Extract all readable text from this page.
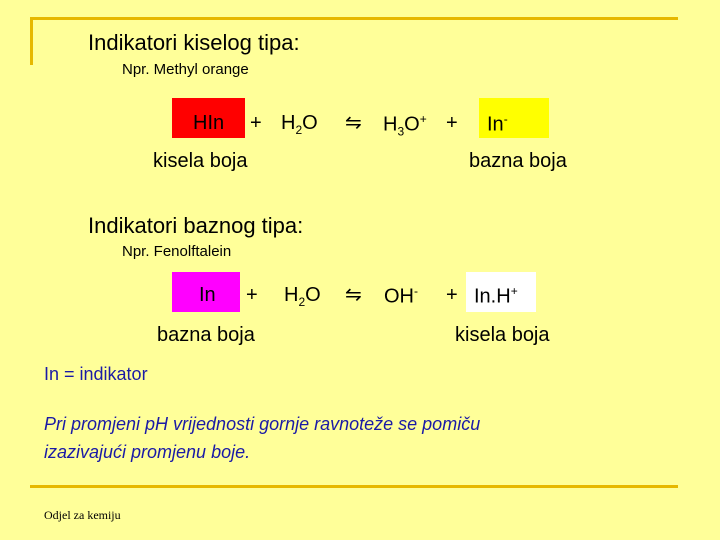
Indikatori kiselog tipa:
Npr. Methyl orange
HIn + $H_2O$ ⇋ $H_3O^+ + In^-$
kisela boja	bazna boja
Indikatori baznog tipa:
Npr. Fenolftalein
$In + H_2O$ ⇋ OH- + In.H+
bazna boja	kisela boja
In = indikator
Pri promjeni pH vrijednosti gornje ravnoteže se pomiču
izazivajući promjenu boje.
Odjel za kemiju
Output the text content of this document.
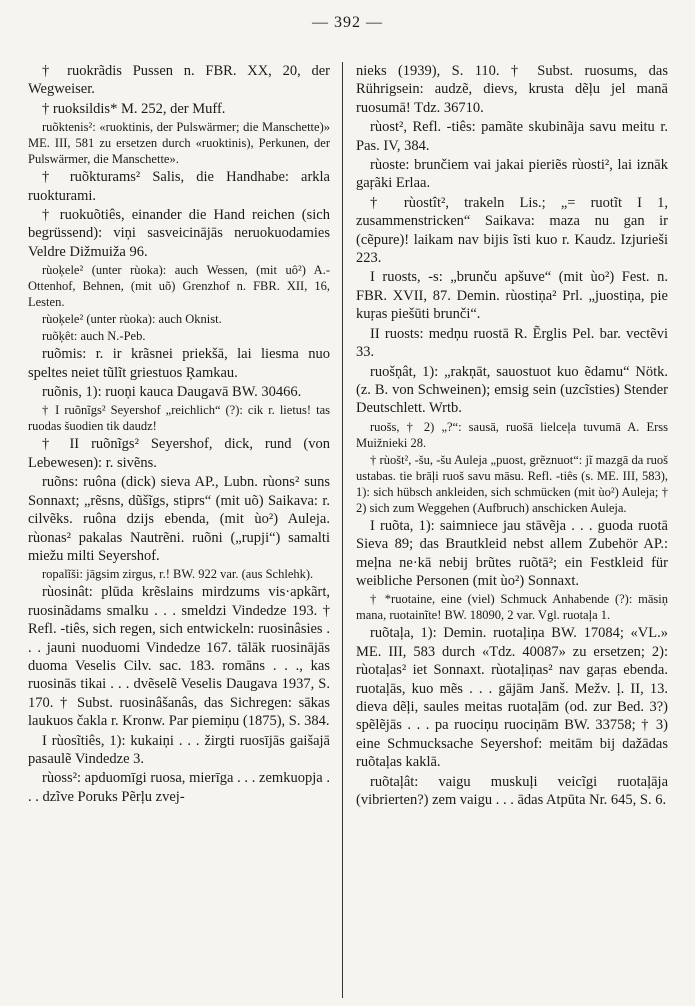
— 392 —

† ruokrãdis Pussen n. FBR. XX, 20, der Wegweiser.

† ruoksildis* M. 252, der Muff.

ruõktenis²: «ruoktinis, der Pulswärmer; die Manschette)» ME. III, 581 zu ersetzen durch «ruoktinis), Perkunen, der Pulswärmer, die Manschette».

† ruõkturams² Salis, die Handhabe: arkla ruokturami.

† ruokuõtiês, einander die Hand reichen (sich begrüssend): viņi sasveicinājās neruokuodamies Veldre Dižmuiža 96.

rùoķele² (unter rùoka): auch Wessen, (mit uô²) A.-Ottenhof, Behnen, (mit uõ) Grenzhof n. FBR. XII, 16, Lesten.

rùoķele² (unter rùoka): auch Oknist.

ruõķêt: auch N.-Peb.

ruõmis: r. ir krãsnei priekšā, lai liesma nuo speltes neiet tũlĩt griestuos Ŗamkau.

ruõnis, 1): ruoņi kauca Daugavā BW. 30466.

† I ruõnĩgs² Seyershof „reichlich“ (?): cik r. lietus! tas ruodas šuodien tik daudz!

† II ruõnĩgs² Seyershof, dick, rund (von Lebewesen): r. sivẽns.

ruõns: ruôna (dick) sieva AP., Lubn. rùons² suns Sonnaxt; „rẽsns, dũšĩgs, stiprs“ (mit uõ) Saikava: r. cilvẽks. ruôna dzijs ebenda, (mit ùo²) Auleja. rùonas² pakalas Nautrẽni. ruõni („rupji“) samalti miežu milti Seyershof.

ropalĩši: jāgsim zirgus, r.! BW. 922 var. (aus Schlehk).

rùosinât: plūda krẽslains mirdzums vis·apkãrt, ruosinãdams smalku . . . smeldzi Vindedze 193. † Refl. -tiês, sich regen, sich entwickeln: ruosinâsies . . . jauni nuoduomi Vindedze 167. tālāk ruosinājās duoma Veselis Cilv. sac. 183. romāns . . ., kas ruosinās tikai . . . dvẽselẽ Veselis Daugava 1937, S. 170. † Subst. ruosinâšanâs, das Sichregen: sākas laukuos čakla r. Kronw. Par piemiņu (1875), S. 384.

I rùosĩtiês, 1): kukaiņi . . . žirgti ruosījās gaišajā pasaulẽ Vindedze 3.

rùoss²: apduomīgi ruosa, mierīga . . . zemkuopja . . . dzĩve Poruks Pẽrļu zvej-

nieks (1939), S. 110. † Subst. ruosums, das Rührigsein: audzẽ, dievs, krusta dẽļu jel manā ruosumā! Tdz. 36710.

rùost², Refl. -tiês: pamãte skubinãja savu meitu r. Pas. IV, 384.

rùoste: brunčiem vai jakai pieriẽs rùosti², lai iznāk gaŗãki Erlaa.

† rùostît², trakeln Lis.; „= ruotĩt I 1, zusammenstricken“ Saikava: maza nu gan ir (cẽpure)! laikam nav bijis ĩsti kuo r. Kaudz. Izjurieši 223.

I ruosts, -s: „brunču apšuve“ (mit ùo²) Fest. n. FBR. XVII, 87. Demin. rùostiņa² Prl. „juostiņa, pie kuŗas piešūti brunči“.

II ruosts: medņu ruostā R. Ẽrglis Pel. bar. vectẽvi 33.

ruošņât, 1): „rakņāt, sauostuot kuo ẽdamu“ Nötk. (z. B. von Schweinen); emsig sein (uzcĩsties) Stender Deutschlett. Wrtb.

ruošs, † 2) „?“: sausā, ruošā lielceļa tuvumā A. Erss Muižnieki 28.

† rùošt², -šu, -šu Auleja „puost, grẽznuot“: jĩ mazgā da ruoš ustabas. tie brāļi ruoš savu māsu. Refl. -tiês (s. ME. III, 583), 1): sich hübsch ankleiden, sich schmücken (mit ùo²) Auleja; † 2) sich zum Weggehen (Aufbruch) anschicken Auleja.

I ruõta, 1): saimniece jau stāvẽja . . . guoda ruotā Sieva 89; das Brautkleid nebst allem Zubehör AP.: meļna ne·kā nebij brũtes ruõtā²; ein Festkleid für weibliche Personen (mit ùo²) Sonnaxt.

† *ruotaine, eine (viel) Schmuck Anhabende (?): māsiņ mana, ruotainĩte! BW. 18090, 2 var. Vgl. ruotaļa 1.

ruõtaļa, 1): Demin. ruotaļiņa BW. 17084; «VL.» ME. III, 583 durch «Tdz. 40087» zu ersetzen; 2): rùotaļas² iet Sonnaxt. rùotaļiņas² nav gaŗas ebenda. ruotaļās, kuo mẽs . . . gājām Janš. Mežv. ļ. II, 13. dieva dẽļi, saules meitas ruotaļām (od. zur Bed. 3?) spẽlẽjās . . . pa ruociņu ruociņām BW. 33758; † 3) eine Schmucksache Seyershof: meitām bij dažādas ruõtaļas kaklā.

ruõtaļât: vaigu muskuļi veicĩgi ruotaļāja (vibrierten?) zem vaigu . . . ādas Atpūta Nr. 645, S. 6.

→ **Short problem**
Repeat the data in full and exactly. Omit pictures.

→ **Task solution**
Extract all readable text from this page.
Indikatori kiselog tipa:
Npr. Methyl orange
HIn + $H_2O$ ⇋ $H_3O^+ + In^-$
kisela boja	bazna boja
Indikatori baznog tipa:
Npr. Fenolftalein
$In + H_2O$ ⇋ OH- + In.H+
bazna boja	kisela boja
In = indikator
Pri promjeni pH vrijednosti gornje ravnoteže se pomiču
izazivajući promjenu boje.
Odjel za kemiju
Output the text content of this document.
— 392 —

† ruokrãdis Pussen n. FBR. XX, 20, der Wegweiser.

† ruoksildis* M. 252, der Muff.

ruõktenis²: «ruoktinis, der Pulswärmer; die Manschette)» ME. III, 581 zu ersetzen durch «ruoktinis), Perkunen, der Pulswärmer, die Manschette».

† ruõkturams² Salis, die Handhabe: arkla ruokturami.

† ruokuõtiês, einander die Hand reichen (sich begrüssend): viņi sasveicinājās neruokuodamies Veldre Dižmuiža 96.

rùoķele² (unter rùoka): auch Wessen, (mit uô²) A.-Ottenhof, Behnen, (mit uõ) Grenzhof n. FBR. XII, 16, Lesten.

rùoķele² (unter rùoka): auch Oknist.

ruõķêt: auch N.-Peb.

ruõmis: r. ir krãsnei priekšā, lai liesma nuo speltes neiet tũlĩt griestuos Ŗamkau.

ruõnis, 1): ruoņi kauca Daugavā BW. 30466.

† I ruõnĩgs² Seyershof „reichlich“ (?): cik r. lietus! tas ruodas šuodien tik daudz!

† II ruõnĩgs² Seyershof, dick, rund (von Lebewesen): r. sivẽns.

ruõns: ruôna (dick) sieva AP., Lubn. rùons² suns Sonnaxt; „rẽsns, dũšĩgs, stiprs“ (mit uõ) Saikava: r. cilvẽks. ruôna dzijs ebenda, (mit ùo²) Auleja. rùonas² pakalas Nautrẽni. ruõni („rupji“) samalti miežu milti Seyershof.

ropalĩši: jāgsim zirgus, r.! BW. 922 var. (aus Schlehk).

rùosinât: plūda krẽslains mirdzums vis·apkãrt, ruosinãdams smalku . . . smeldzi Vindedze 193. † Refl. -tiês, sich regen, sich entwickeln: ruosinâsies . . . jauni nuoduomi Vindedze 167. tālāk ruosinājās duoma Veselis Cilv. sac. 183. romāns . . ., kas ruosinās tikai . . . dvẽselẽ Veselis Daugava 1937, S. 170. † Subst. ruosinâšanâs, das Sichregen: sākas laukuos čakla r. Kronw. Par piemiņu (1875), S. 384.

I rùosĩtiês, 1): kukaiņi . . . žirgti ruosījās gaišajā pasaulẽ Vindedze 3.

rùoss²: apduomīgi ruosa, mierīga . . . zemkuopja . . . dzĩve Poruks Pẽrļu zvej-

nieks (1939), S. 110. † Subst. ruosums, das Rührigsein: audzẽ, dievs, krusta dẽļu jel manā ruosumā! Tdz. 36710.

rùost², Refl. -tiês: pamãte skubinãja savu meitu r. Pas. IV, 384.

rùoste: brunčiem vai jakai pieriẽs rùosti², lai iznāk gaŗãki Erlaa.

† rùostît², trakeln Lis.; „= ruotĩt I 1, zusammenstricken“ Saikava: maza nu gan ir (cẽpure)! laikam nav bijis ĩsti kuo r. Kaudz. Izjurieši 223.

I ruosts, -s: „brunču apšuve“ (mit ùo²) Fest. n. FBR. XVII, 87. Demin. rùostiņa² Prl. „juostiņa, pie kuŗas piešūti brunči“.

II ruosts: medņu ruostā R. Ẽrglis Pel. bar. vectẽvi 33.

ruošņât, 1): „rakņāt, sauostuot kuo ẽdamu“ Nötk. (z. B. von Schweinen); emsig sein (uzcĩsties) Stender Deutschlett. Wrtb.

ruošs, † 2) „?“: sausā, ruošā lielceļa tuvumā A. Erss Muižnieki 28.

† rùošt², -šu, -šu Auleja „puost, grẽznuot“: jĩ mazgā da ruoš ustabas. tie brāļi ruoš savu māsu. Refl. -tiês (s. ME. III, 583), 1): sich hübsch ankleiden, sich schmücken (mit ùo²) Auleja; † 2) sich zum Weggehen (Aufbruch) anschicken Auleja.

I ruõta, 1): saimniece jau stāvẽja . . . guoda ruotā Sieva 89; das Brautkleid nebst allem Zubehör AP.: meļna ne·kā nebij brũtes ruõtā²; ein Festkleid für weibliche Personen (mit ùo²) Sonnaxt.

† *ruotaine, eine (viel) Schmuck Anhabende (?): māsiņ mana, ruotainĩte! BW. 18090, 2 var. Vgl. ruotaļa 1.

ruõtaļa, 1): Demin. ruotaļiņa BW. 17084; «VL.» ME. III, 583 durch «Tdz. 40087» zu ersetzen; 2): rùotaļas² iet Sonnaxt. rùotaļiņas² nav gaŗas ebenda. ruotaļās, kuo mẽs . . . gājām Janš. Mežv. ļ. II, 13. dieva dẽļi, saules meitas ruotaļām (od. zur Bed. 3?) spẽlẽjās . . . pa ruociņu ruociņām BW. 33758; † 3) eine Schmucksache Seyershof: meitām bij dažādas ruõtaļas kaklā.

ruõtaļât: vaigu muskuļi veicĩgi ruotaļāja (vibrierten?) zem vaigu . . . ādas Atpūta Nr. 645, S. 6.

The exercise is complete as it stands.